[Dataset entries]
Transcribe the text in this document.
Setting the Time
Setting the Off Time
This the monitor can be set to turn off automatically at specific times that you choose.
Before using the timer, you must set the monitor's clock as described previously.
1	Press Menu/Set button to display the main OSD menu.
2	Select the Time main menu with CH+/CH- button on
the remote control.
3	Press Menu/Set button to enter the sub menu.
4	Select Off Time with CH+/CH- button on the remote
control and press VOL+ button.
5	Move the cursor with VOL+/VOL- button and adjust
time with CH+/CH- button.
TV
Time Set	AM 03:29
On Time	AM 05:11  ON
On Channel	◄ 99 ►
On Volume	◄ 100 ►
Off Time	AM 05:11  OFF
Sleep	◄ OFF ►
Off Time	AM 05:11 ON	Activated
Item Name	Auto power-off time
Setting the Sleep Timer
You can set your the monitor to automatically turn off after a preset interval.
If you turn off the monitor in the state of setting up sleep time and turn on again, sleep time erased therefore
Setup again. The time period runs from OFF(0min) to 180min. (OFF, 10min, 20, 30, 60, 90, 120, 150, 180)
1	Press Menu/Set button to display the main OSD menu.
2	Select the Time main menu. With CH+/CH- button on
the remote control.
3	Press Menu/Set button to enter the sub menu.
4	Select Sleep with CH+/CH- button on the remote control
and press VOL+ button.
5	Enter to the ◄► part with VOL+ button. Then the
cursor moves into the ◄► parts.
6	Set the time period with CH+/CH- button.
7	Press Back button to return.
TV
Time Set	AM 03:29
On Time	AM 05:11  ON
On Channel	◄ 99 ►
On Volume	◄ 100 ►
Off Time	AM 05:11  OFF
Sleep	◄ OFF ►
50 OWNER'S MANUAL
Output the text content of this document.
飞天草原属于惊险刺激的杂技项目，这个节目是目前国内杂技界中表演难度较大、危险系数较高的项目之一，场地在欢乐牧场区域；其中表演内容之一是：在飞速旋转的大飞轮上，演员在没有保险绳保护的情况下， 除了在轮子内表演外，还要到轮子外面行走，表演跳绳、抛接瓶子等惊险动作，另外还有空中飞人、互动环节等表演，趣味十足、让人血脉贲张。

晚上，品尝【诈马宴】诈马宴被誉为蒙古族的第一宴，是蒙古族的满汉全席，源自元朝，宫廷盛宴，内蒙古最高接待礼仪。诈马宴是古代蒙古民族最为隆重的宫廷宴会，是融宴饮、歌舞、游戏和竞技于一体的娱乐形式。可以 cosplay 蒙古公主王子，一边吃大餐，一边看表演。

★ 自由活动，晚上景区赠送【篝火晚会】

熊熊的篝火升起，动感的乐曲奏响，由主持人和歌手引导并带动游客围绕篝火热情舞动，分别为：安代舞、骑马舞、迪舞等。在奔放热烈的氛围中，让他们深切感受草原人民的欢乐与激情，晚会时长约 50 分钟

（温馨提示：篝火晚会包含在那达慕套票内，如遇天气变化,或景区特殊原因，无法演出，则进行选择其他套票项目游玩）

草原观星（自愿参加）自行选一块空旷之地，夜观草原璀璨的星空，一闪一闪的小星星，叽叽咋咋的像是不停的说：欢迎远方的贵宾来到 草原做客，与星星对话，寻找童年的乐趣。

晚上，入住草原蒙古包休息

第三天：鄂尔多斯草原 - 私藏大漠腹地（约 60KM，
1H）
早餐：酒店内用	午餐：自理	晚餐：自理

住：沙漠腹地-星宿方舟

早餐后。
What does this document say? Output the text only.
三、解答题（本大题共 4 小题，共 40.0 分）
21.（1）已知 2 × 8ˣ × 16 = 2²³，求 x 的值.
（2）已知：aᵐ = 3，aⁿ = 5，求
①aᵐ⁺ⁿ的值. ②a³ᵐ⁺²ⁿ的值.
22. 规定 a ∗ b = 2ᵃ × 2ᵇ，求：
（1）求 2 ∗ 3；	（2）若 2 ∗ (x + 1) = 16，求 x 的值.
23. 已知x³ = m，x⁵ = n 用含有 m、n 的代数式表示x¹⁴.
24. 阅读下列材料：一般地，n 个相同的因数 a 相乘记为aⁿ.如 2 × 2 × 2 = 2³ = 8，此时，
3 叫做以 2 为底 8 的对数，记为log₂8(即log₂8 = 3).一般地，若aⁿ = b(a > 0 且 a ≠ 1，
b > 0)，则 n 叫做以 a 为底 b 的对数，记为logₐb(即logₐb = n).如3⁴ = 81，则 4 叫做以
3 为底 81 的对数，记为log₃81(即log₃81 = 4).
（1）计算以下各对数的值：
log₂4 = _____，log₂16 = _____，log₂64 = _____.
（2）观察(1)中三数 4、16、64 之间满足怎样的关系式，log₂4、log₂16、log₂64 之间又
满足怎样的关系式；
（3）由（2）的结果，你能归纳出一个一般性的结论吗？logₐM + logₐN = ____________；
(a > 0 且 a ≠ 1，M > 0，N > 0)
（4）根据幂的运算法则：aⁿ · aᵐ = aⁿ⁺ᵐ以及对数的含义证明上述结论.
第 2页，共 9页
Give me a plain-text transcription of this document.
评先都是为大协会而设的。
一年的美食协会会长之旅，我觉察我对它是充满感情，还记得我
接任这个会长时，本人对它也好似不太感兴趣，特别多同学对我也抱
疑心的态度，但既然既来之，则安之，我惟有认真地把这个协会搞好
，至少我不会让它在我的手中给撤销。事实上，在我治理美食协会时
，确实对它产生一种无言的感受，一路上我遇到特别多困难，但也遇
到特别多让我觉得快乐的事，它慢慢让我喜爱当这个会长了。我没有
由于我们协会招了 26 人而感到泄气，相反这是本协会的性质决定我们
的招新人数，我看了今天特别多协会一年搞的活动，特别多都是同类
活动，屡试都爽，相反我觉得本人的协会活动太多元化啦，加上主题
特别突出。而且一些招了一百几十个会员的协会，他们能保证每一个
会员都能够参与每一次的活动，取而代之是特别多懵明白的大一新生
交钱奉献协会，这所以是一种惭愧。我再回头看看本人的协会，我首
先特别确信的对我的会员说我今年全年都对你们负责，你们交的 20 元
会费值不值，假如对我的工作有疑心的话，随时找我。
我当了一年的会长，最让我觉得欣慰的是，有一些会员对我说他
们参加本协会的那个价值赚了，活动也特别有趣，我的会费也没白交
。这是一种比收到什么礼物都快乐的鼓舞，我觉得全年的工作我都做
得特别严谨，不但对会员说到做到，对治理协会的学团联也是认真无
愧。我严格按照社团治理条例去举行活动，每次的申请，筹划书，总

• [SHORT EXERCISE] Select all lines in the listing above where the word "text" appears, and show them.

• [OUTPUT OF THE TASK]
Transcribe the text in this document.
Output the text content of this document.
What does this document say? Output the text only.
Give me a plain-text transcription of this document.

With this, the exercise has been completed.